--- Begin Available data ---

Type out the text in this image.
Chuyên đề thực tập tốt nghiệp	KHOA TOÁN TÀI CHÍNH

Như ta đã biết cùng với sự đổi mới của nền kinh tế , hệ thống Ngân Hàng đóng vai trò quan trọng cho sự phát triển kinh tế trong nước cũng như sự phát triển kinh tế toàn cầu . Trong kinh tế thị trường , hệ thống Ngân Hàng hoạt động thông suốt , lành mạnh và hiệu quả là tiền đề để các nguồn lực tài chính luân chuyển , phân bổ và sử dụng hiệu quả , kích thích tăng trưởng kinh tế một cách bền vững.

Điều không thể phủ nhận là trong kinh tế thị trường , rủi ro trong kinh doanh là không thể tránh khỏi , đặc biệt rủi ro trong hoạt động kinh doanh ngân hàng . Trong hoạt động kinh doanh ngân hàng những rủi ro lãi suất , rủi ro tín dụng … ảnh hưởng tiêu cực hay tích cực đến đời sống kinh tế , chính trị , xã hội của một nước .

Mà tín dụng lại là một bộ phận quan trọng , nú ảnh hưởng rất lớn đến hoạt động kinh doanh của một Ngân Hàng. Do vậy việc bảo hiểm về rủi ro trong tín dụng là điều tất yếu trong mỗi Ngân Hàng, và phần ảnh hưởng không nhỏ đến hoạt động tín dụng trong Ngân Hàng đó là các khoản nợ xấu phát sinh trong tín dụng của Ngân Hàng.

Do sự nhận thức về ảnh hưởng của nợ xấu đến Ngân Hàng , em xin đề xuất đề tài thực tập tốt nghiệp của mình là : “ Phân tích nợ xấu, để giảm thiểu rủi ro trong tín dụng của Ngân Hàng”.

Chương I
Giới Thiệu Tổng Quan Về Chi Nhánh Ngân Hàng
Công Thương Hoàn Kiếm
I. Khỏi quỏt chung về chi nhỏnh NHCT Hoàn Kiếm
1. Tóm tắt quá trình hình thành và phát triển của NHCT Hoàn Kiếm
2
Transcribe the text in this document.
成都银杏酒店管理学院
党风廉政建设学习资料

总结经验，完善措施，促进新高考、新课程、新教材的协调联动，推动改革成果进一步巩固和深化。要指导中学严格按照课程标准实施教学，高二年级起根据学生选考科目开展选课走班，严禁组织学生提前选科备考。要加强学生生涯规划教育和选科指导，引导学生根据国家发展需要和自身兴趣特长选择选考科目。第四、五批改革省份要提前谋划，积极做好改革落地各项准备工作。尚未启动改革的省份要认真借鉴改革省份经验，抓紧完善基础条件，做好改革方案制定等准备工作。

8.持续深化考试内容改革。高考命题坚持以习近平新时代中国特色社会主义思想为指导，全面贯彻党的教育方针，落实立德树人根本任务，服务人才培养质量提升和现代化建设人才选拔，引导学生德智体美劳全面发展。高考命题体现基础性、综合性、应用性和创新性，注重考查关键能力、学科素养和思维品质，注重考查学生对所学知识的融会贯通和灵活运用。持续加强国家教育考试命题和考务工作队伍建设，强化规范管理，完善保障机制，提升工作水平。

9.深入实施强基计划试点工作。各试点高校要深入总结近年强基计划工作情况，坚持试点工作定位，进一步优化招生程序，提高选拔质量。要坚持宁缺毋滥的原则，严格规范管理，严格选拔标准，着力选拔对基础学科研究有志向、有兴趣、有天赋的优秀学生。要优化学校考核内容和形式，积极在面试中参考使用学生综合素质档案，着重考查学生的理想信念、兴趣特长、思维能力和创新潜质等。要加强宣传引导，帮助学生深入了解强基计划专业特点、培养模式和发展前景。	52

--- End Available data ---

§ Task
Starting at the line that contains "Transcribe the text in this document.", retype each line through the end of the listing above and nothing else.

§ Solution
Transcribe the text in this document.
成都银杏酒店管理学院
党风廉政建设学习资料

总结经验，完善措施，促进新高考、新课程、新教材的协调联动，推动改革成果进一步巩固和深化。要指导中学严格按照课程标准实施教学，高二年级起根据学生选考科目开展选课走班，严禁组织学生提前选科备考。要加强学生生涯规划教育和选科指导，引导学生根据国家发展需要和自身兴趣特长选择选考科目。第四、五批改革省份要提前谋划，积极做好改革落地各项准备工作。尚未启动改革的省份要认真借鉴改革省份经验，抓紧完善基础条件，做好改革方案制定等准备工作。

8.持续深化考试内容改革。高考命题坚持以习近平新时代中国特色社会主义思想为指导，全面贯彻党的教育方针，落实立德树人根本任务，服务人才培养质量提升和现代化建设人才选拔，引导学生德智体美劳全面发展。高考命题体现基础性、综合性、应用性和创新性，注重考查关键能力、学科素养和思维品质，注重考查学生对所学知识的融会贯通和灵活运用。持续加强国家教育考试命题和考务工作队伍建设，强化规范管理，完善保障机制，提升工作水平。

9.深入实施强基计划试点工作。各试点高校要深入总结近年强基计划工作情况，坚持试点工作定位，进一步优化招生程序，提高选拔质量。要坚持宁缺毋滥的原则，严格规范管理，严格选拔标准，着力选拔对基础学科研究有志向、有兴趣、有天赋的优秀学生。要优化学校考核内容和形式，积极在面试中参考使用学生综合素质档案，着重考查学生的理想信念、兴趣特长、思维能力和创新潜质等。要加强宣传引导，帮助学生深入了解强基计划专业特点、培养模式和发展前景。	52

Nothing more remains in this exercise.